*Stored rows:*
——

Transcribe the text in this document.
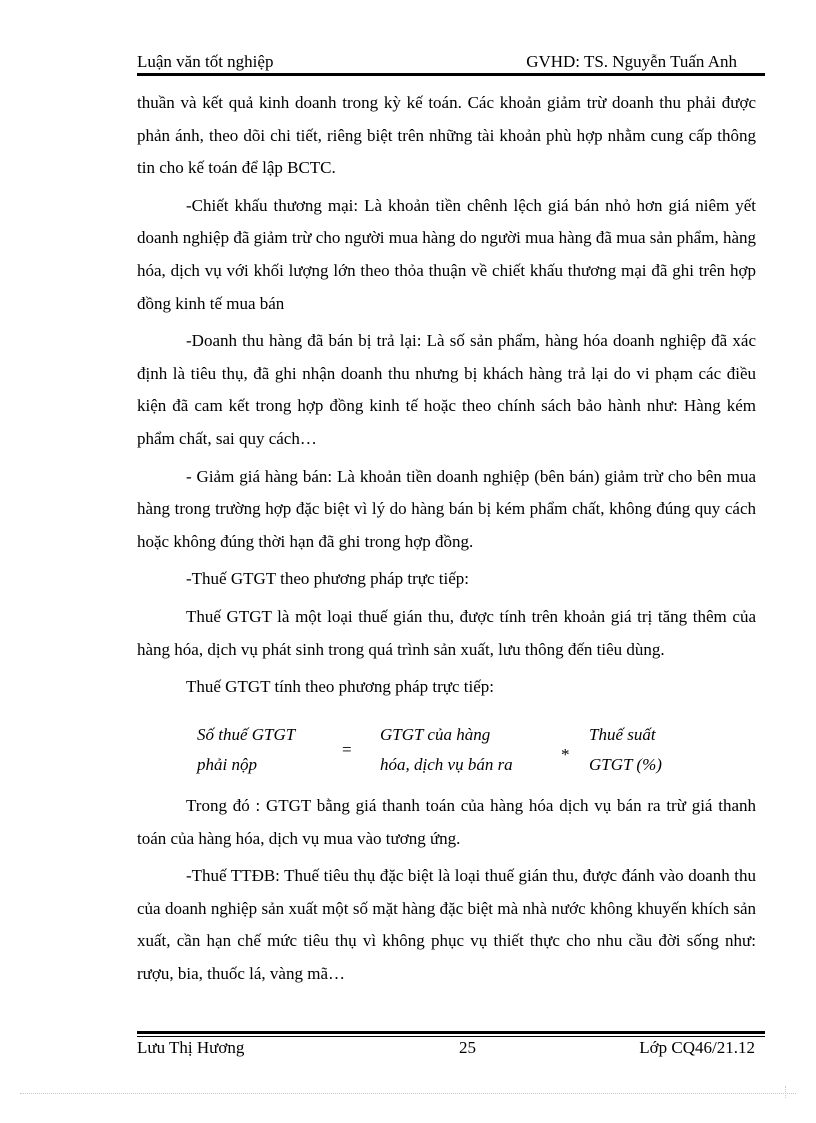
Luận văn tốt nghiệp	GVHD: TS. Nguyễn Tuấn Anh

thuần và kết quả kinh doanh trong kỳ kế toán. Các khoản giảm trừ doanh thu phải được phản ánh, theo dõi chi tiết, riêng biệt trên những tài khoản phù hợp nhằm cung cấp thông tin cho kế toán để lập BCTC.

-Chiết khấu thương mại: Là khoản tiền chênh lệch giá bán nhỏ hơn giá niêm yết doanh nghiệp đã giảm trừ cho người mua hàng do người mua hàng đã mua sản phẩm, hàng hóa, dịch vụ với khối lượng lớn theo thỏa thuận về chiết khấu thương mại đã ghi trên hợp đồng kinh tế mua bán

-Doanh thu hàng đã bán bị trả lại: Là số sản phẩm, hàng hóa doanh nghiệp đã xác định là tiêu thụ, đã ghi nhận doanh thu nhưng bị khách hàng trả lại do vi phạm các điều kiện đã cam kết trong hợp đồng kinh tế hoặc theo chính sách bảo hành như: Hàng kém phẩm chất, sai quy cách…

- Giảm giá hàng bán: Là khoản tiền doanh nghiệp (bên bán) giảm trừ cho bên mua hàng trong trường hợp đặc biệt vì lý do hàng bán bị kém phẩm chất, không đúng quy cách hoặc không đúng thời hạn đã ghi trong hợp đồng.

-Thuế GTGT theo phương pháp trực tiếp:

Thuế GTGT là một loại thuế gián thu, được tính trên khoản giá trị tăng thêm của hàng hóa, dịch vụ phát sinh trong quá trình sản xuất, lưu thông đến tiêu dùng.

Thuế GTGT tính theo phương pháp trực tiếp:

Số thuế GTGT
phải nộp
=
GTGT của hàng
hóa, dịch vụ bán ra
*
Thuế suất
GTGT (%)

Trong đó : GTGT bằng giá thanh toán của hàng hóa dịch vụ bán ra trừ giá thanh toán của hàng hóa, dịch vụ mua vào tương ứng.

-Thuế TTĐB: Thuế tiêu thụ đặc biệt là loại thuế gián thu, được đánh vào doanh thu của doanh nghiệp sản xuất một số mặt hàng đặc biệt mà nhà nước không khuyến khích sản xuất, cần hạn chế mức tiêu thụ vì không phục vụ thiết thực cho nhu cầu đời sống như: rượu, bia, thuốc lá, vàng mã…

Lưu Thị Hương	25	Lớp CQ46/21.12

——

*Problem requirements:*
Transcribe each line above verbatim, with the pictures left out.

*Answer to the task:*
Transcribe the text in this document.
Luận văn tốt nghiệp	GVHD: TS. Nguyễn Tuấn Anh

thuần và kết quả kinh doanh trong kỳ kế toán. Các khoản giảm trừ doanh thu phải được phản ánh, theo dõi chi tiết, riêng biệt trên những tài khoản phù hợp nhằm cung cấp thông tin cho kế toán để lập BCTC.

-Chiết khấu thương mại: Là khoản tiền chênh lệch giá bán nhỏ hơn giá niêm yết doanh nghiệp đã giảm trừ cho người mua hàng do người mua hàng đã mua sản phẩm, hàng hóa, dịch vụ với khối lượng lớn theo thỏa thuận về chiết khấu thương mại đã ghi trên hợp đồng kinh tế mua bán

-Doanh thu hàng đã bán bị trả lại: Là số sản phẩm, hàng hóa doanh nghiệp đã xác định là tiêu thụ, đã ghi nhận doanh thu nhưng bị khách hàng trả lại do vi phạm các điều kiện đã cam kết trong hợp đồng kinh tế hoặc theo chính sách bảo hành như: Hàng kém phẩm chất, sai quy cách…

- Giảm giá hàng bán: Là khoản tiền doanh nghiệp (bên bán) giảm trừ cho bên mua hàng trong trường hợp đặc biệt vì lý do hàng bán bị kém phẩm chất, không đúng quy cách hoặc không đúng thời hạn đã ghi trong hợp đồng.

-Thuế GTGT theo phương pháp trực tiếp:

Thuế GTGT là một loại thuế gián thu, được tính trên khoản giá trị tăng thêm của hàng hóa, dịch vụ phát sinh trong quá trình sản xuất, lưu thông đến tiêu dùng.

Thuế GTGT tính theo phương pháp trực tiếp:

Số thuế GTGT
phải nộp
=
GTGT của hàng
hóa, dịch vụ bán ra
*
Thuế suất
GTGT (%)

Trong đó : GTGT bằng giá thanh toán của hàng hóa dịch vụ bán ra trừ giá thanh toán của hàng hóa, dịch vụ mua vào tương ứng.

-Thuế TTĐB: Thuế tiêu thụ đặc biệt là loại thuế gián thu, được đánh vào doanh thu của doanh nghiệp sản xuất một số mặt hàng đặc biệt mà nhà nước không khuyến khích sản xuất, cần hạn chế mức tiêu thụ vì không phục vụ thiết thực cho nhu cầu đời sống như: rượu, bia, thuốc lá, vàng mã…

Lưu Thị Hương	25	Lớp CQ46/21.12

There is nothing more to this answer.